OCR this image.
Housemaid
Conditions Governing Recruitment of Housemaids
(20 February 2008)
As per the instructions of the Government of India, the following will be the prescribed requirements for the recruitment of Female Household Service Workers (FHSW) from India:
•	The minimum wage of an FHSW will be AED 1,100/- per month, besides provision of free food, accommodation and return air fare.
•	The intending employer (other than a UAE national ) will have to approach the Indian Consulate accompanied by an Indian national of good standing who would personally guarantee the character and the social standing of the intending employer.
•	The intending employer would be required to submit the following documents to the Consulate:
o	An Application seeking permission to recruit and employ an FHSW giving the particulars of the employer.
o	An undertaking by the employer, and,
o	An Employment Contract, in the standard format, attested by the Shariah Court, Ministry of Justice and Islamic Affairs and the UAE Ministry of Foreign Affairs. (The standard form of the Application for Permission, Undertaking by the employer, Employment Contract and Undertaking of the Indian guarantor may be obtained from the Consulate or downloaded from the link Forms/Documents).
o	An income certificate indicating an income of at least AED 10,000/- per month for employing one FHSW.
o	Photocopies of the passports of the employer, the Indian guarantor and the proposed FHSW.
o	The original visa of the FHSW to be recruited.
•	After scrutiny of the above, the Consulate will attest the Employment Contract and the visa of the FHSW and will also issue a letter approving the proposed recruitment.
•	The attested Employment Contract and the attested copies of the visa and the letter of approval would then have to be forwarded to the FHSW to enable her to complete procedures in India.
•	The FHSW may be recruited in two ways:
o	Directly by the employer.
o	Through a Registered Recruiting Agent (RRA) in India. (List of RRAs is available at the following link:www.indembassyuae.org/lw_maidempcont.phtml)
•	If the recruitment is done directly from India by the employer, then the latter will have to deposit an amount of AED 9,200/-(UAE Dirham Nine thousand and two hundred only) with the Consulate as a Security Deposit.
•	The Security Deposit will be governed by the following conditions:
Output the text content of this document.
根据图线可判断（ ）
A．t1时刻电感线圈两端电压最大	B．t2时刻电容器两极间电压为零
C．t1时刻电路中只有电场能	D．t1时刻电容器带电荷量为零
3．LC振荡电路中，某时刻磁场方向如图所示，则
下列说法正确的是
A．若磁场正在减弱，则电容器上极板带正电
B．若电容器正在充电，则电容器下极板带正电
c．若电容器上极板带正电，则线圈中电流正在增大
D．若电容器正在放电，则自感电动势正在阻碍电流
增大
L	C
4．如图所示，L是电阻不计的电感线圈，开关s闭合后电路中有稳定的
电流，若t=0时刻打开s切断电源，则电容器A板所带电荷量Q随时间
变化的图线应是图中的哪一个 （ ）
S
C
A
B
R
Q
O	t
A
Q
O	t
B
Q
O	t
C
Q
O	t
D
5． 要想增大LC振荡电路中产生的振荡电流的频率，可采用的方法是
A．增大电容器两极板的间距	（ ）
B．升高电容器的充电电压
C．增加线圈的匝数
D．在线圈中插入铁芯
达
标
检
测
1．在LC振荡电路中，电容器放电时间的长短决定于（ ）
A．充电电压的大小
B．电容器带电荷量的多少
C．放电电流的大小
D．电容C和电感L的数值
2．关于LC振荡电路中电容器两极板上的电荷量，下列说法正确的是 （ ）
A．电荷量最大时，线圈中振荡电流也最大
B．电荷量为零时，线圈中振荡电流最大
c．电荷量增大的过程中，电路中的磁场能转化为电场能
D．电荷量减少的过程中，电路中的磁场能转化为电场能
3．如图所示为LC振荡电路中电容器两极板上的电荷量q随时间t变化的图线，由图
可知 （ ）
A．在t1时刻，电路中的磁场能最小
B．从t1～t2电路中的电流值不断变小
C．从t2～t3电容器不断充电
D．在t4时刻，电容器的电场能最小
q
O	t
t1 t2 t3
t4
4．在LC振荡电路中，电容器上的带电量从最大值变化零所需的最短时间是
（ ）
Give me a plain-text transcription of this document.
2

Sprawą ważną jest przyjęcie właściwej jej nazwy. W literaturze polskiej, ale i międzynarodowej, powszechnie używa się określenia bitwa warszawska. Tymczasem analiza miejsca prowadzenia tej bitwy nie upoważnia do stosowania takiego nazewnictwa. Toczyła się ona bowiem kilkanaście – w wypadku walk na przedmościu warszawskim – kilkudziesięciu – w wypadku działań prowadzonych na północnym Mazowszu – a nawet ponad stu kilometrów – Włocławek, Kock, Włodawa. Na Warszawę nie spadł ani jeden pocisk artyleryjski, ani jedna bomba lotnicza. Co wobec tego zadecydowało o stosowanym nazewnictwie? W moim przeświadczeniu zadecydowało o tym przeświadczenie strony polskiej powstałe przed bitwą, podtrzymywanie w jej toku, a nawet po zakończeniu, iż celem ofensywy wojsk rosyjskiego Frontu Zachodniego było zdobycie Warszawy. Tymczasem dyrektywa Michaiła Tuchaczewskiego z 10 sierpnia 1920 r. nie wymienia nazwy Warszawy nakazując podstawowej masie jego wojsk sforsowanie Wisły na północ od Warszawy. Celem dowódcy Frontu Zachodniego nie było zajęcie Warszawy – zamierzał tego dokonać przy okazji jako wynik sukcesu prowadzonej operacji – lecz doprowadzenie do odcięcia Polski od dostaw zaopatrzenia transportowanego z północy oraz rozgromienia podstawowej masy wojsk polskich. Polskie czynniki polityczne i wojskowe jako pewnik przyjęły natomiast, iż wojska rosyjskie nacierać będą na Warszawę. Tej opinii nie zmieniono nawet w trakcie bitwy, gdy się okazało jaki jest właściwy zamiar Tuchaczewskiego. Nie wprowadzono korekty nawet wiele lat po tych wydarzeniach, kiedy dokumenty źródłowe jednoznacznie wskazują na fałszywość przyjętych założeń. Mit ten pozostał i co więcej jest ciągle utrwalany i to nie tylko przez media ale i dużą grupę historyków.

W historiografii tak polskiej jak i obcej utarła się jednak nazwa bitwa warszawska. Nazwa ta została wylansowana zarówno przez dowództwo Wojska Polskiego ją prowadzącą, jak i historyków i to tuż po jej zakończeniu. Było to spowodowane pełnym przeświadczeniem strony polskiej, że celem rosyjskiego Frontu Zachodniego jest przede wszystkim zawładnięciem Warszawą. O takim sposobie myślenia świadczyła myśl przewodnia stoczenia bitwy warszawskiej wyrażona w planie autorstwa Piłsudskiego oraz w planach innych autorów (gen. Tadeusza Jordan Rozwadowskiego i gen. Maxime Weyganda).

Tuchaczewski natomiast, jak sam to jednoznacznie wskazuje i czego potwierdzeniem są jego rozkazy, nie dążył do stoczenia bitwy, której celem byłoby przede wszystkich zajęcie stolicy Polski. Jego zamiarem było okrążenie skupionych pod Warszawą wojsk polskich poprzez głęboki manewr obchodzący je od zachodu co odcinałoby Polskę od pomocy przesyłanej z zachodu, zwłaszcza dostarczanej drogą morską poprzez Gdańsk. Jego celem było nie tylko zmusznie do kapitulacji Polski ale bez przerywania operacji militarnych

• **TASK TO CARRY OUT**:
Reproduce every line above without error.

• **EXERCISE OUTPUT**:
OCR this image.
Housemaid
Conditions Governing Recruitment of Housemaids
(20 February 2008)
As per the instructions of the Government of India, the following will be the prescribed requirements for the recruitment of Female Household Service Workers (FHSW) from India:
•	The minimum wage of an FHSW will be AED 1,100/- per month, besides provision of free food, accommodation and return air fare.
•	The intending employer (other than a UAE national ) will have to approach the Indian Consulate accompanied by an Indian national of good standing who would personally guarantee the character and the social standing of the intending employer.
•	The intending employer would be required to submit the following documents to the Consulate:
o	An Application seeking permission to recruit and employ an FHSW giving the particulars of the employer.
o	An undertaking by the employer, and,
o	An Employment Contract, in the standard format, attested by the Shariah Court, Ministry of Justice and Islamic Affairs and the UAE Ministry of Foreign Affairs. (The standard form of the Application for Permission, Undertaking by the employer, Employment Contract and Undertaking of the Indian guarantor may be obtained from the Consulate or downloaded from the link Forms/Documents).
o	An income certificate indicating an income of at least AED 10,000/- per month for employing one FHSW.
o	Photocopies of the passports of the employer, the Indian guarantor and the proposed FHSW.
o	The original visa of the FHSW to be recruited.
•	After scrutiny of the above, the Consulate will attest the Employment Contract and the visa of the FHSW and will also issue a letter approving the proposed recruitment.
•	The attested Employment Contract and the attested copies of the visa and the letter of approval would then have to be forwarded to the FHSW to enable her to complete procedures in India.
•	The FHSW may be recruited in two ways:
o	Directly by the employer.
o	Through a Registered Recruiting Agent (RRA) in India. (List of RRAs is available at the following link:www.indembassyuae.org/lw_maidempcont.phtml)
•	If the recruitment is done directly from India by the employer, then the latter will have to deposit an amount of AED 9,200/-(UAE Dirham Nine thousand and two hundred only) with the Consulate as a Security Deposit.
•	The Security Deposit will be governed by the following conditions:
Output the text content of this document.
根据图线可判断（ ）
A．t1时刻电感线圈两端电压最大	B．t2时刻电容器两极间电压为零
C．t1时刻电路中只有电场能	D．t1时刻电容器带电荷量为零
3．LC振荡电路中，某时刻磁场方向如图所示，则
下列说法正确的是
A．若磁场正在减弱，则电容器上极板带正电
B．若电容器正在充电，则电容器下极板带正电
c．若电容器上极板带正电，则线圈中电流正在增大
D．若电容器正在放电，则自感电动势正在阻碍电流
增大
L	C
4．如图所示，L是电阻不计的电感线圈，开关s闭合后电路中有稳定的
电流，若t=0时刻打开s切断电源，则电容器A板所带电荷量Q随时间
变化的图线应是图中的哪一个 （ ）
S
C
A
B
R
Q
O	t
A
Q
O	t
B
Q
O	t
C
Q
O	t
D
5． 要想增大LC振荡电路中产生的振荡电流的频率，可采用的方法是
A．增大电容器两极板的间距	（ ）
B．升高电容器的充电电压
C．增加线圈的匝数
D．在线圈中插入铁芯
达
标
检
测
1．在LC振荡电路中，电容器放电时间的长短决定于（ ）
A．充电电压的大小
B．电容器带电荷量的多少
C．放电电流的大小
D．电容C和电感L的数值
2．关于LC振荡电路中电容器两极板上的电荷量，下列说法正确的是 （ ）
A．电荷量最大时，线圈中振荡电流也最大
B．电荷量为零时，线圈中振荡电流最大
c．电荷量增大的过程中，电路中的磁场能转化为电场能
D．电荷量减少的过程中，电路中的磁场能转化为电场能
3．如图所示为LC振荡电路中电容器两极板上的电荷量q随时间t变化的图线，由图
可知 （ ）
A．在t1时刻，电路中的磁场能最小
B．从t1～t2电路中的电流值不断变小
C．从t2～t3电容器不断充电
D．在t4时刻，电容器的电场能最小
q
O	t
t1 t2 t3
t4
4．在LC振荡电路中，电容器上的带电量从最大值变化零所需的最短时间是
（ ）
Give me a plain-text transcription of this document.
2

Sprawą ważną jest przyjęcie właściwej jej nazwy. W literaturze polskiej, ale i międzynarodowej, powszechnie używa się określenia bitwa warszawska. Tymczasem analiza miejsca prowadzenia tej bitwy nie upoważnia do stosowania takiego nazewnictwa. Toczyła się ona bowiem kilkanaście – w wypadku walk na przedmościu warszawskim – kilkudziesięciu – w wypadku działań prowadzonych na północnym Mazowszu – a nawet ponad stu kilometrów – Włocławek, Kock, Włodawa. Na Warszawę nie spadł ani jeden pocisk artyleryjski, ani jedna bomba lotnicza. Co wobec tego zadecydowało o stosowanym nazewnictwie? W moim przeświadczeniu zadecydowało o tym przeświadczenie strony polskiej powstałe przed bitwą, podtrzymywanie w jej toku, a nawet po zakończeniu, iż celem ofensywy wojsk rosyjskiego Frontu Zachodniego było zdobycie Warszawy. Tymczasem dyrektywa Michaiła Tuchaczewskiego z 10 sierpnia 1920 r. nie wymienia nazwy Warszawy nakazując podstawowej masie jego wojsk sforsowanie Wisły na północ od Warszawy. Celem dowódcy Frontu Zachodniego nie było zajęcie Warszawy – zamierzał tego dokonać przy okazji jako wynik sukcesu prowadzonej operacji – lecz doprowadzenie do odcięcia Polski od dostaw zaopatrzenia transportowanego z północy oraz rozgromienia podstawowej masy wojsk polskich. Polskie czynniki polityczne i wojskowe jako pewnik przyjęły natomiast, iż wojska rosyjskie nacierać będą na Warszawę. Tej opinii nie zmieniono nawet w trakcie bitwy, gdy się okazało jaki jest właściwy zamiar Tuchaczewskiego. Nie wprowadzono korekty nawet wiele lat po tych wydarzeniach, kiedy dokumenty źródłowe jednoznacznie wskazują na fałszywość przyjętych założeń. Mit ten pozostał i co więcej jest ciągle utrwalany i to nie tylko przez media ale i dużą grupę historyków.

W historiografii tak polskiej jak i obcej utarła się jednak nazwa bitwa warszawska. Nazwa ta została wylansowana zarówno przez dowództwo Wojska Polskiego ją prowadzącą, jak i historyków i to tuż po jej zakończeniu. Było to spowodowane pełnym przeświadczeniem strony polskiej, że celem rosyjskiego Frontu Zachodniego jest przede wszystkim zawładnięciem Warszawą. O takim sposobie myślenia świadczyła myśl przewodnia stoczenia bitwy warszawskiej wyrażona w planie autorstwa Piłsudskiego oraz w planach innych autorów (gen. Tadeusza Jordan Rozwadowskiego i gen. Maxime Weyganda).

Tuchaczewski natomiast, jak sam to jednoznacznie wskazuje i czego potwierdzeniem są jego rozkazy, nie dążył do stoczenia bitwy, której celem byłoby przede wszystkich zajęcie stolicy Polski. Jego zamiarem było okrążenie skupionych pod Warszawą wojsk polskich poprzez głęboki manewr obchodzący je od zachodu co odcinałoby Polskę od pomocy przesyłanej z zachodu, zwłaszcza dostarczanej drogą morską poprzez Gdańsk. Jego celem było nie tylko zmusznie do kapitulacji Polski ale bez przerywania operacji militarnych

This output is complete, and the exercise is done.